▸ Short exercise:
Wherever the string "text" occurs in a line of these records, report that line.

▸ Data for this exercise:
···

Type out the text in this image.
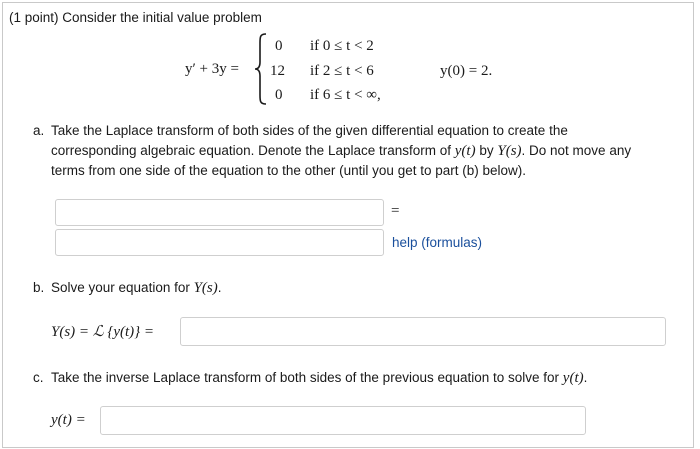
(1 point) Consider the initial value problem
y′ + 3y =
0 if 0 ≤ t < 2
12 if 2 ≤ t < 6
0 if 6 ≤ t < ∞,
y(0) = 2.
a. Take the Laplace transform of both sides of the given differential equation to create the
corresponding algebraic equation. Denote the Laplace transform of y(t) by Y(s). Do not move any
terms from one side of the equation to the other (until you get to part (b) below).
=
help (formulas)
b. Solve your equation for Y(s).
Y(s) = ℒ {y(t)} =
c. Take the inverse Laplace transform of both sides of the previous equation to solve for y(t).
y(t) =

···

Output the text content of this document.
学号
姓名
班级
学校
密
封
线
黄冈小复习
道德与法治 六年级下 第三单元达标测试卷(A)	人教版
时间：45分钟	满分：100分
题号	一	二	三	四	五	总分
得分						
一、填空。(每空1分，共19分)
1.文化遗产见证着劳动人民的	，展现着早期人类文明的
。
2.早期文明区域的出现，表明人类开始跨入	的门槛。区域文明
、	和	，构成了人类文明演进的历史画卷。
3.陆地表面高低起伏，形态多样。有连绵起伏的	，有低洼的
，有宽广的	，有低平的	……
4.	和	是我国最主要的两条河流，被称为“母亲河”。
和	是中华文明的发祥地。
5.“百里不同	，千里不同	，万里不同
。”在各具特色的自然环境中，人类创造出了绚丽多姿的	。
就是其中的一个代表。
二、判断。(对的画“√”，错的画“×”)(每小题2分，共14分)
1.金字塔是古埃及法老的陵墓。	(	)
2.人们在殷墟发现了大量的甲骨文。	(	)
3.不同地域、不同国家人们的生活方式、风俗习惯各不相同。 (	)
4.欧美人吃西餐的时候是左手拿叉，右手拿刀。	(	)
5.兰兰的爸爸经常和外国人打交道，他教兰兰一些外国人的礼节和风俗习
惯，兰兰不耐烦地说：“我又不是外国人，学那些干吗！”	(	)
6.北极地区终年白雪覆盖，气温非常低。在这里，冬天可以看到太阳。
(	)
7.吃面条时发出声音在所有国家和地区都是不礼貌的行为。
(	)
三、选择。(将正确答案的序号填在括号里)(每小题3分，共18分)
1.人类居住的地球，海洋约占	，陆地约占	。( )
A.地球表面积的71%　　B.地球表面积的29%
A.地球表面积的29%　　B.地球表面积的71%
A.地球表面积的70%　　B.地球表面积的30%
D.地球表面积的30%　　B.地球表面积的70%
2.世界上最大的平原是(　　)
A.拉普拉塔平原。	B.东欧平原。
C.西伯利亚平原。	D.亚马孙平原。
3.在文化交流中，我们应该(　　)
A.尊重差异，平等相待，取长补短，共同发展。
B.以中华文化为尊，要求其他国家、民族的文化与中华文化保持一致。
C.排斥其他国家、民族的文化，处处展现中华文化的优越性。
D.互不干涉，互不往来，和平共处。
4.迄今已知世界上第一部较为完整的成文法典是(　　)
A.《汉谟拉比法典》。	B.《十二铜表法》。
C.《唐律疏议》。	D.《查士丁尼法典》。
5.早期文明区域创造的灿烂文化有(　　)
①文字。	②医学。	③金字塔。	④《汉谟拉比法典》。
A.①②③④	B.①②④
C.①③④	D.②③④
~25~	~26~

···

▸ The response:
Type out the text in this image.
Output the text content of this document.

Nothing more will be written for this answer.